*To be done*. Copy every record word for word.

*Listed entries*.
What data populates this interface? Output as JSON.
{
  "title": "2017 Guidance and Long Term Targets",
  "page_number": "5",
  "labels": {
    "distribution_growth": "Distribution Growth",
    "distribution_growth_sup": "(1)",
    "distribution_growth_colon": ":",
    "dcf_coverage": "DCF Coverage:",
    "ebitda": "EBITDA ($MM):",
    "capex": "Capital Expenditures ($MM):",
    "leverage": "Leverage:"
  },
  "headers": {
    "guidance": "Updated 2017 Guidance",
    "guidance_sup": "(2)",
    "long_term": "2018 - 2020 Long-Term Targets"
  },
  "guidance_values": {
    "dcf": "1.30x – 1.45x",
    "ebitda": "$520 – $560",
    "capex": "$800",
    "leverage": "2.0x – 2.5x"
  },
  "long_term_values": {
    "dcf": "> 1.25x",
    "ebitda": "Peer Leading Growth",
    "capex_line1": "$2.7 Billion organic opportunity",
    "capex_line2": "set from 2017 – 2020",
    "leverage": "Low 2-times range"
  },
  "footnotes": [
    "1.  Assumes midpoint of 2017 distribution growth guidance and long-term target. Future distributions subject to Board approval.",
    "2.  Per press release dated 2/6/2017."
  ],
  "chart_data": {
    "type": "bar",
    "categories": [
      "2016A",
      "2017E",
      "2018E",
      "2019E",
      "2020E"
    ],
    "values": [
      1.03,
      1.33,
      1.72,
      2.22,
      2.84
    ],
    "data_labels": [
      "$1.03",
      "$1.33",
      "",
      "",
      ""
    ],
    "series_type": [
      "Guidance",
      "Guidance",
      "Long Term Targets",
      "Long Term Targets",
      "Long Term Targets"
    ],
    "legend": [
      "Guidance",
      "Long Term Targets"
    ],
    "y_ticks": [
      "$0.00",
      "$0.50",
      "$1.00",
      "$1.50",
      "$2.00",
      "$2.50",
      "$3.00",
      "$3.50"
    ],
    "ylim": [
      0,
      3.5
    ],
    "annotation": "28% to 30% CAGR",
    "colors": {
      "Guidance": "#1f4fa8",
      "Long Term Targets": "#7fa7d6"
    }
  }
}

*The completed task*.
What data populates this interface? Output as JSON.
{
  "title": "2017 Guidance and Long Term Targets",
  "page_number": "5",
  "labels": {
    "distribution_growth": "Distribution Growth",
    "distribution_growth_sup": "(1)",
    "distribution_growth_colon": ":",
    "dcf_coverage": "DCF Coverage:",
    "ebitda": "EBITDA ($MM):",
    "capex": "Capital Expenditures ($MM):",
    "leverage": "Leverage:"
  },
  "headers": {
    "guidance": "Updated 2017 Guidance",
    "guidance_sup": "(2)",
    "long_term": "2018 - 2020 Long-Term Targets"
  },
  "guidance_values": {
    "dcf": "1.30x – 1.45x",
    "ebitda": "$520 – $560",
    "capex": "$800",
    "leverage": "2.0x – 2.5x"
  },
  "long_term_values": {
    "dcf": "> 1.25x",
    "ebitda": "Peer Leading Growth",
    "capex_line1": "$2.7 Billion organic opportunity",
    "capex_line2": "set from 2017 – 2020",
    "leverage": "Low 2-times range"
  },
  "footnotes": [
    "1.  Assumes midpoint of 2017 distribution growth guidance and long-term target. Future distributions subject to Board approval.",
    "2.  Per press release dated 2/6/2017."
  ],
  "chart_data": {
    "type": "bar",
    "categories": [
      "2016A",
      "2017E",
      "2018E",
      "2019E",
      "2020E"
    ],
    "values": [
      1.03,
      1.33,
      1.72,
      2.22,
      2.84
    ],
    "data_labels": [
      "$1.03",
      "$1.33",
      "",
      "",
      ""
    ],
    "series_type": [
      "Guidance",
      "Guidance",
      "Long Term Targets",
      "Long Term Targets",
      "Long Term Targets"
    ],
    "legend": [
      "Guidance",
      "Long Term Targets"
    ],
    "y_ticks": [
      "$0.00",
      "$0.50",
      "$1.00",
      "$1.50",
      "$2.00",
      "$2.50",
      "$3.00",
      "$3.50"
    ],
    "ylim": [
      0,
      3.5
    ],
    "annotation": "28% to 30% CAGR",
    "colors": {
      "Guidance": "#1f4fa8",
      "Long Term Targets": "#7fa7d6"
    }
  }
}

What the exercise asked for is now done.